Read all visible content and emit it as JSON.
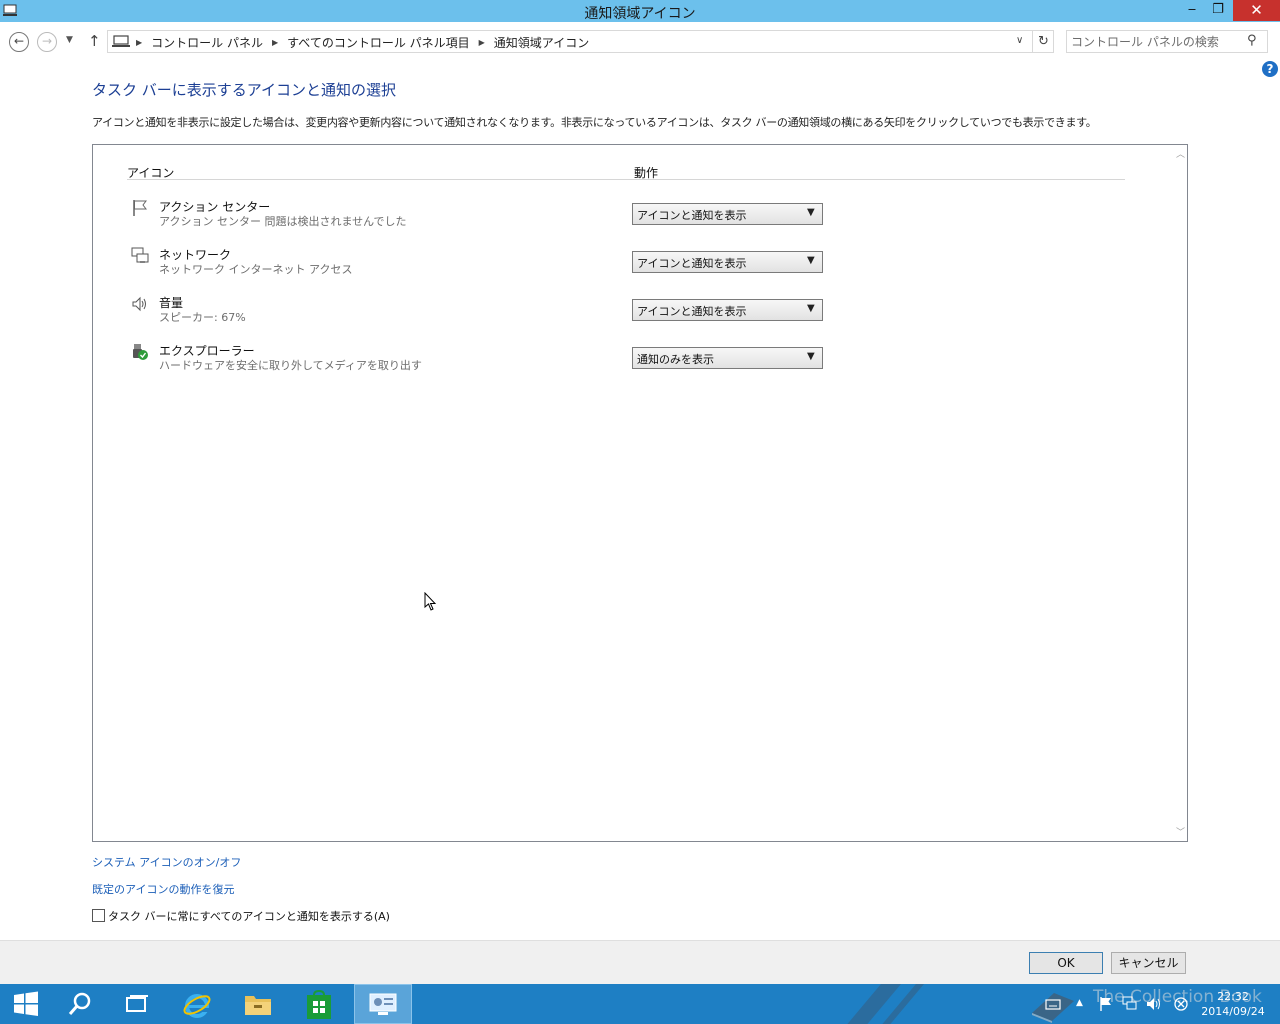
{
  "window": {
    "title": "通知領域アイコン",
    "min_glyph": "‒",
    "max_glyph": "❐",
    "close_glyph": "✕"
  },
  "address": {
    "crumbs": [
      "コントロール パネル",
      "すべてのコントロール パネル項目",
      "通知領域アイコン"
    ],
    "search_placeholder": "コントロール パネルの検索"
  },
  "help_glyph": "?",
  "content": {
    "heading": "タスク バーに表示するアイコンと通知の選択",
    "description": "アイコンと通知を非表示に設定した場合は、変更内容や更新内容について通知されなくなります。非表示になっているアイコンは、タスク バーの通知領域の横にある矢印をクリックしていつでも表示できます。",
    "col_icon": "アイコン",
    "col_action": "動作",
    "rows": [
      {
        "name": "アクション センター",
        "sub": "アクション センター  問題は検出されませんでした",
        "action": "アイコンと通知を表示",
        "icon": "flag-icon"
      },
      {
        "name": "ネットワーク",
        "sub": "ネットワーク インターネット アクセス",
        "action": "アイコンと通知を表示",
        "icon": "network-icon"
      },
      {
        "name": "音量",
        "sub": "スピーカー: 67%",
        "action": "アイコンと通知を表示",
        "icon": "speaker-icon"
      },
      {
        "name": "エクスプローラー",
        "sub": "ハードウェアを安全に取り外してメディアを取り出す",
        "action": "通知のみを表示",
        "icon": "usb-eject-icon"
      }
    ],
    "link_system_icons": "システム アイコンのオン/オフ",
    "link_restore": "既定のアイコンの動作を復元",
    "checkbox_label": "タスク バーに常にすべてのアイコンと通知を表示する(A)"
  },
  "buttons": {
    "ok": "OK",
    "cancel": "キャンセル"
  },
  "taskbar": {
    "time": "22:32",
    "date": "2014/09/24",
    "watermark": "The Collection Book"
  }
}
==
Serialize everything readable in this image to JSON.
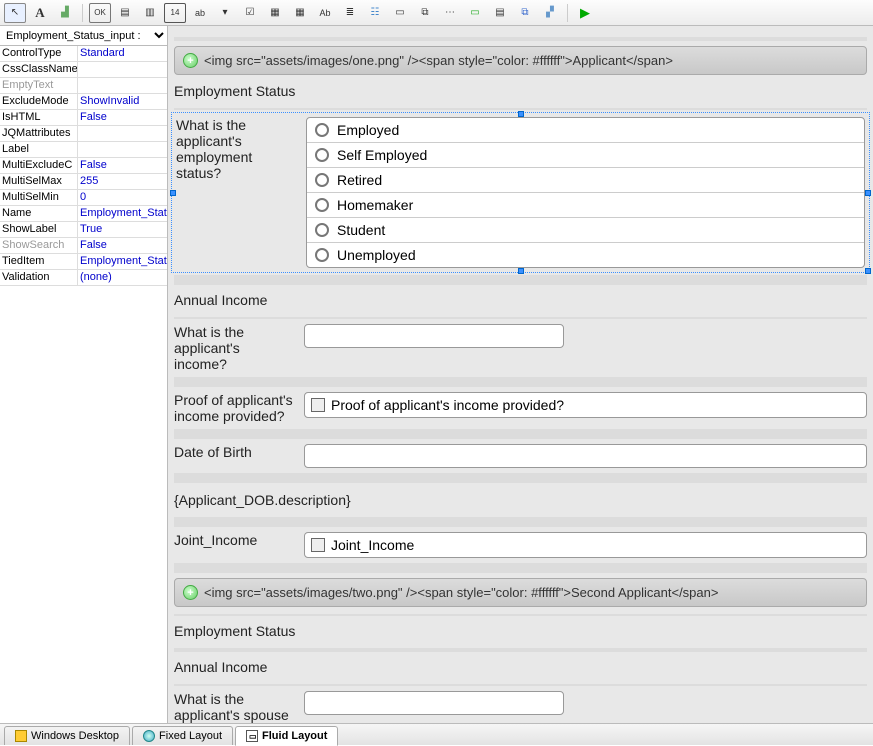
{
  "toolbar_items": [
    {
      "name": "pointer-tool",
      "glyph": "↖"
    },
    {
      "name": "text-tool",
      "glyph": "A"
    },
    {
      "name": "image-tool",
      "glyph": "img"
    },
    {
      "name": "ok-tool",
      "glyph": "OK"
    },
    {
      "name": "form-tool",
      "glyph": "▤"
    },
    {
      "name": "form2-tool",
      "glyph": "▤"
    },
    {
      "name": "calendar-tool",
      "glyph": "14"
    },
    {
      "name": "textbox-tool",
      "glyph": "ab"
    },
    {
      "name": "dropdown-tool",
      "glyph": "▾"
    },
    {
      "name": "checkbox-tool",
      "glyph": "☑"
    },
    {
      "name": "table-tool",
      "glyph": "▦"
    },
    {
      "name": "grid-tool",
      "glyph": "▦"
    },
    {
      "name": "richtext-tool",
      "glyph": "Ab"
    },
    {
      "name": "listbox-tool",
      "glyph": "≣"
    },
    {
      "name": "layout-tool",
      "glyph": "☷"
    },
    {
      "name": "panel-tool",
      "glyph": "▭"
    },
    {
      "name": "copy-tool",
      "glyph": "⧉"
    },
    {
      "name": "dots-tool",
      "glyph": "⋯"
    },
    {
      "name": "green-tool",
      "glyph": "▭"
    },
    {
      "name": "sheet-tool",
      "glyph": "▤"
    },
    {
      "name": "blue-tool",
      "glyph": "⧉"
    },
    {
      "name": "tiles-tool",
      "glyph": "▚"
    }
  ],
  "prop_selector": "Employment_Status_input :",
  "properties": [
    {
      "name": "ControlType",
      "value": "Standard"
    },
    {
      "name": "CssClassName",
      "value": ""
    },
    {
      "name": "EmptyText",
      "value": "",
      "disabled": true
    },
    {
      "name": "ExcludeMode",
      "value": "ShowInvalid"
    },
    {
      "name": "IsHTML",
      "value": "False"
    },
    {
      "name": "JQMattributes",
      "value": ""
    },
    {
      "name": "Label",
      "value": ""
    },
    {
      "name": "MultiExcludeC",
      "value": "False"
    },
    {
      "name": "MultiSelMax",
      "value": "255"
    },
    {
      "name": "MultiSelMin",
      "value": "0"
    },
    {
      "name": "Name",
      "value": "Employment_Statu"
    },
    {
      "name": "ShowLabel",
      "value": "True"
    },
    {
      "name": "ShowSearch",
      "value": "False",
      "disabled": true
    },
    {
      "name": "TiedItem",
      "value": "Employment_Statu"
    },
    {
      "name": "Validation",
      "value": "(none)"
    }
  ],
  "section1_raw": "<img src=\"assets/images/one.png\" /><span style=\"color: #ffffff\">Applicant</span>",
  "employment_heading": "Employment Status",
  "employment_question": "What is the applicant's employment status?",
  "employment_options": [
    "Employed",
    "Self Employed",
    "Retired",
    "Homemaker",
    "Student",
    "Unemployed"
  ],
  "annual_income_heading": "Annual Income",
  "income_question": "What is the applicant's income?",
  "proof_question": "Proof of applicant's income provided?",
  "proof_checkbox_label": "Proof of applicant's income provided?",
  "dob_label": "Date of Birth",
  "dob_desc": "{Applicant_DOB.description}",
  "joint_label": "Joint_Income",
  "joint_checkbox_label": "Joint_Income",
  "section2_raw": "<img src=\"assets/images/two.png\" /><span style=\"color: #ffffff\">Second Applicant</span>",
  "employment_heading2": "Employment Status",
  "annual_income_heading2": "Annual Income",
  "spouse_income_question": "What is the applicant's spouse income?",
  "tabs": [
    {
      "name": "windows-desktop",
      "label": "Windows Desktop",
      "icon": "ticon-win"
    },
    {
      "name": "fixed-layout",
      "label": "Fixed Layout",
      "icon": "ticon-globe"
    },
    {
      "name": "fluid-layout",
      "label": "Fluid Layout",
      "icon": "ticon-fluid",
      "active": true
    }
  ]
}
...
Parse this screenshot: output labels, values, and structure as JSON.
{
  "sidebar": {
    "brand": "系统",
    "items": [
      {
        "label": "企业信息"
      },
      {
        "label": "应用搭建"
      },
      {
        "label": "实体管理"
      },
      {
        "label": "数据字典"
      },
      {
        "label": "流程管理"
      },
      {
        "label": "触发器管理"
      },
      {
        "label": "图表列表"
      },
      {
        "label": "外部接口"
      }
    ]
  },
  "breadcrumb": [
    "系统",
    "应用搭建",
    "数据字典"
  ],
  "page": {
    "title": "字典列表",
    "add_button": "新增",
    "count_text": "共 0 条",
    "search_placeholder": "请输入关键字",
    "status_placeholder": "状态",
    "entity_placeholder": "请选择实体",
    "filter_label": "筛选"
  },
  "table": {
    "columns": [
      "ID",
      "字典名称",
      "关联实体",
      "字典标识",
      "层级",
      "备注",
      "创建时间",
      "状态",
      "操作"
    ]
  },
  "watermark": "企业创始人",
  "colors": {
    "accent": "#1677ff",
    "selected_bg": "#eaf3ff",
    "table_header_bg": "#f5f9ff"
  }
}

Task brief: Scan the listing above and copy all lines containing the word "JSON".

Task output:
Read all visible content and emit it as JSON.
Serialize everything readable in this image to JSON.
Parse this screenshot: output labels, values, and structure as JSON.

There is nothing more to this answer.